Warmia Traveland liderem. Teraz podejmie u siebie Pomezanię Malbork

Już w najbliższą niedzielę szczypiorniści z Olsztyna rozegrają pierwszy mecz nowego sezonu przed własną publicznością. Rywalami podopiecznych Giennadija Kamielina będzie Polski Cukier Pomezania Malbork.

Warmiacy dobrze zaczęli sezon, wygrywając na wyjeździe zdecydowanie ze Śląskiem Wrocław 38:26. Okazałe zwycięstwo dało Warmii pierwsze miejsce w tabeli i powinno cieszyć. Jednak warto przypomnieć, że przeciwko olsztynianom wystąpiło zaledwie ośmiu zawodników Śląska i to juniorów. - W takich meczach kluczowe jest zachowanie koncentracji - mówi Marcin Malewski, skrzydłowy Warmii Traveland. - Śląsk Wrocław w poprzednim sezonie grał w ekstraklasie i po spadku do I ligi większość zawodników odeszła z drużyny. Zastąpili ich młodzi gracze, w większości juniorzy. Bronili się dzielnie, ale byli tylko w ósemkę. Miało być ich więcej, ale klub nie zgłosił kilku graczy na czas. Nas cieszą dwa zdobyte punkty i okazała wygrana, ale jest jeszcze sporo do poprawienia. Należy pamiętać, że za nami dopiero pierwszy mecz i wiedzieliśmy, że nie wszystko będzie funkcjonować tak, jakbyśmy chcieli.

Zestawienie danych:
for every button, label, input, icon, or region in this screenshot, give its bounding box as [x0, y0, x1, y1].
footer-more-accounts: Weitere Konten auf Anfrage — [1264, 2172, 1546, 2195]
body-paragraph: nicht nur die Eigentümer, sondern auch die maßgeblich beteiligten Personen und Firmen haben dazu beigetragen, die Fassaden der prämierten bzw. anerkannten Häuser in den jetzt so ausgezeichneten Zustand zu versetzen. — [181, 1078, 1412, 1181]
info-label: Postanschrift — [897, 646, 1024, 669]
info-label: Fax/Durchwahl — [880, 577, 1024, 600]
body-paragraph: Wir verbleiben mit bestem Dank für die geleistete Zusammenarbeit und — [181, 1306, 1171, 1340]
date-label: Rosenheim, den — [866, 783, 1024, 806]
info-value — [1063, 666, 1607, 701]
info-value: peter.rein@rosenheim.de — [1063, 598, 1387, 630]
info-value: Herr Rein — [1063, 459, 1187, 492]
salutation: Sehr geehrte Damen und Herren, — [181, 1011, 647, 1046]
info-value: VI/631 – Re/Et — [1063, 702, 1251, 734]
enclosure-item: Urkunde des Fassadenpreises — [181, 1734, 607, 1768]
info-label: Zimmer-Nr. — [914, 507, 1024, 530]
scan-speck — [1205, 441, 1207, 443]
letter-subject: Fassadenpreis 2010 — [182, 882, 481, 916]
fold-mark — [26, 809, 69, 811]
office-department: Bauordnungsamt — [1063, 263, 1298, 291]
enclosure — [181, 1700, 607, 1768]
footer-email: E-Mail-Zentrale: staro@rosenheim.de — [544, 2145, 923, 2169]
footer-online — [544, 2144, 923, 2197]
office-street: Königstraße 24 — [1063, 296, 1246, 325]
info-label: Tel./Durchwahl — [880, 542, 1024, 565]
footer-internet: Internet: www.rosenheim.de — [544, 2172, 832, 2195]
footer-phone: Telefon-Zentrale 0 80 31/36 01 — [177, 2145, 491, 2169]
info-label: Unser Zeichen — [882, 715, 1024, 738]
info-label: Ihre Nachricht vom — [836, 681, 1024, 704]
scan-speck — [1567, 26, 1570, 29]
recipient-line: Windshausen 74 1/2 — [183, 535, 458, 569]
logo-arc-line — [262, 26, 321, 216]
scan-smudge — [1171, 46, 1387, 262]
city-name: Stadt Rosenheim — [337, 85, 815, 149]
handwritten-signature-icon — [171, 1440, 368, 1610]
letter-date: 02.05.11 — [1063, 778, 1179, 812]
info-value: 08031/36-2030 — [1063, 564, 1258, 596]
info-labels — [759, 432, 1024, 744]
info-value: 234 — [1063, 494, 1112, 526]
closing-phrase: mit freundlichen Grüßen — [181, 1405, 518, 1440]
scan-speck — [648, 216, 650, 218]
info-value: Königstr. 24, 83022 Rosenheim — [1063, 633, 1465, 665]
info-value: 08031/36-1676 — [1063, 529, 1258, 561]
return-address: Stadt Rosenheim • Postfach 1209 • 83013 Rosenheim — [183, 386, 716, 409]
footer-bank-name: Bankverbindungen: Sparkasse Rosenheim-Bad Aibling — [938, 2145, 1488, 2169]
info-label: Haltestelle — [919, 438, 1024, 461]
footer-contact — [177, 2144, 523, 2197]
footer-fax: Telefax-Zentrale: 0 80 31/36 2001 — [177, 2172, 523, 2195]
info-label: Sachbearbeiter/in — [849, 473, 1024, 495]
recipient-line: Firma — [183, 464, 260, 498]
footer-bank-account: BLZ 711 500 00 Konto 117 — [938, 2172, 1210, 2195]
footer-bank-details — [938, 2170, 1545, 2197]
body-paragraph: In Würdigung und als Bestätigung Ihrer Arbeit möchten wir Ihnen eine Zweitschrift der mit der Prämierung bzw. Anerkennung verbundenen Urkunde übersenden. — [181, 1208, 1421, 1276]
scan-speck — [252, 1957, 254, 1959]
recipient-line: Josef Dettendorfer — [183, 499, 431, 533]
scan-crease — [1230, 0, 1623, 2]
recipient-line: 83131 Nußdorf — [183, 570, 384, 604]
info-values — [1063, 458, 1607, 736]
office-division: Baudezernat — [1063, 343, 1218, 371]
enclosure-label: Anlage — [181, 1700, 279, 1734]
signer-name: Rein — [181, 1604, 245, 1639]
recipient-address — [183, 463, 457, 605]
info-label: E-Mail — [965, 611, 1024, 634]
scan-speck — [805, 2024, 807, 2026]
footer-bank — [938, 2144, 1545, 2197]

Polecenie 1: Czy te stwierdzenia są zgodne z fragmentem: (a) Warmia pokonała Śląsk Wrocław w meczu wyjazdowym, (b) przeciwko Warmii zagrało dziesięciu zawodników Śląska, (c) Marcin Malewski jest bramkarzem Warmii Traveland? Przy każdym odpowiedz „tak” lub „nie” i przytocz dosłownie rozstrzygające słowa tekstu.
Polecenie 2: Przepisz wiernie z fragmentu odcinek od słów „Warmiacy dobrze zaczęli” aż do słów „tak, jakbyśmy chcieli.” włącznie.

Poprawna odpowiedź 1:
(a) Tak: „wygrywając na wyjeździe zdecydowanie ze Śląskiem Wrocław 38:26”.
(b) Nie: „wystąpiło zaledwie ośmiu zawodników Śląska i to juniorów”.
(c) Nie: „Marcin Malewski, skrzydłowy Warmii Traveland”.

Poprawna odpowiedź 2:
Warmiacy dobrze zaczęli sezon, wygrywając na wyjeździe zdecydowanie ze Śląskiem Wrocław 38:26. Okazałe zwycięstwo dało Warmii pierwsze miejsce w tabeli i powinno cieszyć. Jednak warto przypomnieć, że przeciwko olsztynianom wystąpiło zaledwie ośmiu zawodników Śląska i to juniorów. - W takich meczach kluczowe jest zachowanie koncentracji - mówi Marcin Malewski, skrzydłowy Warmii Traveland. - Śląsk Wrocław w poprzednim sezonie grał w ekstraklasie i po spadku do I ligi większość zawodników odeszła z drużyny. Zastąpili ich młodzi gracze, w większości juniorzy. Bronili się dzielnie, ale byli tylko w ósemkę. Miało być ich więcej, ale klub nie zgłosił kilku graczy na czas. Nas cieszą dwa zdobyte punkty i okazała wygrana, ale jest jeszcze sporo do poprawienia. Należy pamiętać, że za nami dopiero pierwszy mecz i wiedzieliśmy, że nie wszystko będzie funkcjonować tak, jakbyśmy chcieli.